THE PROBLEM - Count how many lines below contain the word "ylabel", then give that number alone.

** start RECORDS FOR THIS TASK **

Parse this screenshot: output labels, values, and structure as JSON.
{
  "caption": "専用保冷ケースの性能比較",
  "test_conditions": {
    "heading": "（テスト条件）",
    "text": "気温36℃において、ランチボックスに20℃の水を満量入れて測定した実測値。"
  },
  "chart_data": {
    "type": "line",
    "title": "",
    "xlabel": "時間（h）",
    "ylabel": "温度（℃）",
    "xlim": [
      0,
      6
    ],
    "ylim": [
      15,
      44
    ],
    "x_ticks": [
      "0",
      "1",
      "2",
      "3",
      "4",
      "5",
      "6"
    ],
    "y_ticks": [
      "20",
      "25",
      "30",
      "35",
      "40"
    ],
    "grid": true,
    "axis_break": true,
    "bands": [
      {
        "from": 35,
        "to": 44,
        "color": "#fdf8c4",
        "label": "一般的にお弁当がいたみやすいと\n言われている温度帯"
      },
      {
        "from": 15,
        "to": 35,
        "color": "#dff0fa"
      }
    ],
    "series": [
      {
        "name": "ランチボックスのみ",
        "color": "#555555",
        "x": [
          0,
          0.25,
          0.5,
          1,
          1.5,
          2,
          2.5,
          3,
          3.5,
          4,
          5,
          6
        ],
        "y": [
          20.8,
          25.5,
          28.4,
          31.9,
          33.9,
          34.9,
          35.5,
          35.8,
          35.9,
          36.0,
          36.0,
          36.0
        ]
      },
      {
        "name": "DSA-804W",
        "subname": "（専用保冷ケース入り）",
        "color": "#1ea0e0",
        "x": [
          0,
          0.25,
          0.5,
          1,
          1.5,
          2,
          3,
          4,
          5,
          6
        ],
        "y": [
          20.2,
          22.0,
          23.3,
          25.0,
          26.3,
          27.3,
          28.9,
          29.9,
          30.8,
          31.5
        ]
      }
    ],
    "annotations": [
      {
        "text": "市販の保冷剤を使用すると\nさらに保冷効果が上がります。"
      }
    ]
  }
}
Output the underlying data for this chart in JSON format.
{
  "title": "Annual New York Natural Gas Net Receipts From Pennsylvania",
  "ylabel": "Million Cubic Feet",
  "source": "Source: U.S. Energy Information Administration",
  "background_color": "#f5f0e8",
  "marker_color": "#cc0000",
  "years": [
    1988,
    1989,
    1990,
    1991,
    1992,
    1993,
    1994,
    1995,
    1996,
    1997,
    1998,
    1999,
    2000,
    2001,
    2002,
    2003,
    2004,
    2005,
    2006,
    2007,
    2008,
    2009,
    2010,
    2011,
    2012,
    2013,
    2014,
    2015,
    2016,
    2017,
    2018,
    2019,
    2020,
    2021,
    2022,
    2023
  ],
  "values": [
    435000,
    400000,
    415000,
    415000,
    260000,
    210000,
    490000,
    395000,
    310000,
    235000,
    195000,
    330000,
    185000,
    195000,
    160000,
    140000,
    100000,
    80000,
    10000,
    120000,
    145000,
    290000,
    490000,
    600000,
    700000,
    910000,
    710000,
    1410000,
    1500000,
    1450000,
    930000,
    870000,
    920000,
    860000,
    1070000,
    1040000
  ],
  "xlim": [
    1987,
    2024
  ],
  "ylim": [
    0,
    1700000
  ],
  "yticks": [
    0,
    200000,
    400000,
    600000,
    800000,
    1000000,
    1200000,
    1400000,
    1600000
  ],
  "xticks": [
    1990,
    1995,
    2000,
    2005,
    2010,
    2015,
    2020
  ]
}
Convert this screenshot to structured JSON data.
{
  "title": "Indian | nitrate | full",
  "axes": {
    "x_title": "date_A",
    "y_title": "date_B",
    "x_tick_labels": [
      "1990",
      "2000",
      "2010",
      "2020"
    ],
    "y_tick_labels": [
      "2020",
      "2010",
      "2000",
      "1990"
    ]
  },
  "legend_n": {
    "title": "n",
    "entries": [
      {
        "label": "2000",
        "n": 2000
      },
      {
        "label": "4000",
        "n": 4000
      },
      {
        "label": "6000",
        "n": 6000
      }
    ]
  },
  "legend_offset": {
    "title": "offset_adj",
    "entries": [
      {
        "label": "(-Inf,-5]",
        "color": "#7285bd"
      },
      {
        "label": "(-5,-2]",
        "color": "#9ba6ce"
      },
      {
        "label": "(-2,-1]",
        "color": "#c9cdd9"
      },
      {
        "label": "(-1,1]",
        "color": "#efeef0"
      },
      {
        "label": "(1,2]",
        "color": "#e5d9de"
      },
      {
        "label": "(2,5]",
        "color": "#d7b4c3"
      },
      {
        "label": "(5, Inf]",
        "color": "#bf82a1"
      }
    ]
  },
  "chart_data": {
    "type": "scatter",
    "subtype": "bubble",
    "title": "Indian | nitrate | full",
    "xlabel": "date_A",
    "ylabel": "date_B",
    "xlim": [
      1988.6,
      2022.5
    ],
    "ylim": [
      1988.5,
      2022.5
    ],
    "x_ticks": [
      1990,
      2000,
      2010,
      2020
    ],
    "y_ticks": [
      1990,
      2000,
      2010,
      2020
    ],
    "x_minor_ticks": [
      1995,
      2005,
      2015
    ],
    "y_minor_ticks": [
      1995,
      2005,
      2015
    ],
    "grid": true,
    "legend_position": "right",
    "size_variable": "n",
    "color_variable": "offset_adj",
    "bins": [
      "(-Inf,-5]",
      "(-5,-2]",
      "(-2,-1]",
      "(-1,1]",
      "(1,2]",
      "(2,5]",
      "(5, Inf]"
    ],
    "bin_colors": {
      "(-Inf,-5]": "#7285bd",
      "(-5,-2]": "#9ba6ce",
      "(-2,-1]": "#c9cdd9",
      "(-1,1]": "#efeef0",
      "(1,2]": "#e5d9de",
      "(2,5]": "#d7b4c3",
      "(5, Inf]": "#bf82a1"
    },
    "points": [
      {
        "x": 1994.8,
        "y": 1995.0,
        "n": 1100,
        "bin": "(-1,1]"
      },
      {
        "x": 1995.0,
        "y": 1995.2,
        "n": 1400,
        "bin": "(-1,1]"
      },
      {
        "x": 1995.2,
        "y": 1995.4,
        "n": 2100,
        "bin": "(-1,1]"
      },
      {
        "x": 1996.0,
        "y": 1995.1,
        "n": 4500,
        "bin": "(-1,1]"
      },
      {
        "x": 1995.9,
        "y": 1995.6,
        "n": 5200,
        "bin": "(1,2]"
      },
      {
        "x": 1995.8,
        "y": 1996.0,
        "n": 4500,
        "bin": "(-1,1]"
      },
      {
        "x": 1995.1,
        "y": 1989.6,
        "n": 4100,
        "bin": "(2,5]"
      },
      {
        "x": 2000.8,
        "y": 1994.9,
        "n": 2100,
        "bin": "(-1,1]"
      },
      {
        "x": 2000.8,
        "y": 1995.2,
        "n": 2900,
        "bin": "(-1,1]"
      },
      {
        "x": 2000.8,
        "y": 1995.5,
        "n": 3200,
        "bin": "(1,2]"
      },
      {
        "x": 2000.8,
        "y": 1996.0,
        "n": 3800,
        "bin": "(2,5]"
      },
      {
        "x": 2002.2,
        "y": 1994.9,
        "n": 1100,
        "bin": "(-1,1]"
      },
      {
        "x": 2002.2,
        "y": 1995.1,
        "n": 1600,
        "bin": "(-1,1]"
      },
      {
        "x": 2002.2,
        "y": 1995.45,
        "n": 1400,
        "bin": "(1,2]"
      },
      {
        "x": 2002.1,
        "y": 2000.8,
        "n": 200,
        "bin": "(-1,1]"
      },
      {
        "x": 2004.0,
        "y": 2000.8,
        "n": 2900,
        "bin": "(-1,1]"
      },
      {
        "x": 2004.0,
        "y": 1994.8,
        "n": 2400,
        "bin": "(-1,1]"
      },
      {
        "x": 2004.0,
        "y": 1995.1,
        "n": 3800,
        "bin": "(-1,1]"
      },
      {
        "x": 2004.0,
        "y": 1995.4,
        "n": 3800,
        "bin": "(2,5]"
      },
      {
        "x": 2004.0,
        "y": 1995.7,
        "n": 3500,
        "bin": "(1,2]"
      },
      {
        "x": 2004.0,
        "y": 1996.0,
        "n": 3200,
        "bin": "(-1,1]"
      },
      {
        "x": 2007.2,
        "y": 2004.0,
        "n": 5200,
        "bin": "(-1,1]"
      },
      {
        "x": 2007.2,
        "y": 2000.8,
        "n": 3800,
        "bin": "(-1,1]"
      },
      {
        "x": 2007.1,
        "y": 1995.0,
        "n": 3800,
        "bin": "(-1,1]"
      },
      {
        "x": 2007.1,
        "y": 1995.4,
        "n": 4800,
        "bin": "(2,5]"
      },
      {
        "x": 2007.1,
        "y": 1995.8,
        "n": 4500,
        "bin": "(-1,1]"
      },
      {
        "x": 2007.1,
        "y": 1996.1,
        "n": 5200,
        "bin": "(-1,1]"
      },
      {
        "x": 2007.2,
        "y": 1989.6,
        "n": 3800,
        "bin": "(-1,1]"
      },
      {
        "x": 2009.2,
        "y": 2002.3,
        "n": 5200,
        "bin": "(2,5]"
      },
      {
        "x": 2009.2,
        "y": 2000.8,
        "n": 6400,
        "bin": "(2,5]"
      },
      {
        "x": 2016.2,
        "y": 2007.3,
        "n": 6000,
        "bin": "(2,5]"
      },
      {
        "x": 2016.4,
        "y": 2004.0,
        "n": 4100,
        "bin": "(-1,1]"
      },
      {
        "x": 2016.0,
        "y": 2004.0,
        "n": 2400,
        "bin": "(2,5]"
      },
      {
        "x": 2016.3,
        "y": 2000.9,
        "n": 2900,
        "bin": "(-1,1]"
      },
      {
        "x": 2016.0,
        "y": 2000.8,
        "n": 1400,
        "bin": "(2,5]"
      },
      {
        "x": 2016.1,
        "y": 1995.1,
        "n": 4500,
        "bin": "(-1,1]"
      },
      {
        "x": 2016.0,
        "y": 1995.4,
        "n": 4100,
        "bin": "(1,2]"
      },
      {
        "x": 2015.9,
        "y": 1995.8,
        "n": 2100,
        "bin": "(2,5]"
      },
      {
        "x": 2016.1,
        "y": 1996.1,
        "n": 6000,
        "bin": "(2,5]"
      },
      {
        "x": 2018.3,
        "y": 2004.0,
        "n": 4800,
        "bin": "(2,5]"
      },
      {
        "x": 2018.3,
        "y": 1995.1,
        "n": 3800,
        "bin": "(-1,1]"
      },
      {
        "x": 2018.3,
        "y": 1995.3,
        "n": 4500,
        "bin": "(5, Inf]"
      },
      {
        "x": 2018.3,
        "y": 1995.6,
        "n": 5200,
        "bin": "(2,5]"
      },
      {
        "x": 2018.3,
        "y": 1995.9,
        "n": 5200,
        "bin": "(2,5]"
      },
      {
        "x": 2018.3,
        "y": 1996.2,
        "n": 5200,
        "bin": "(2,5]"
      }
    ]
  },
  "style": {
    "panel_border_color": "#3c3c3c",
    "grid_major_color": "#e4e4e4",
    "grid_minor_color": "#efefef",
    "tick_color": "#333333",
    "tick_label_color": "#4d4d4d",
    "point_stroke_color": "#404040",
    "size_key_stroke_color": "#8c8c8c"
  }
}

** end RECORDS FOR THIS TASK **

COMPLETED TASK - 3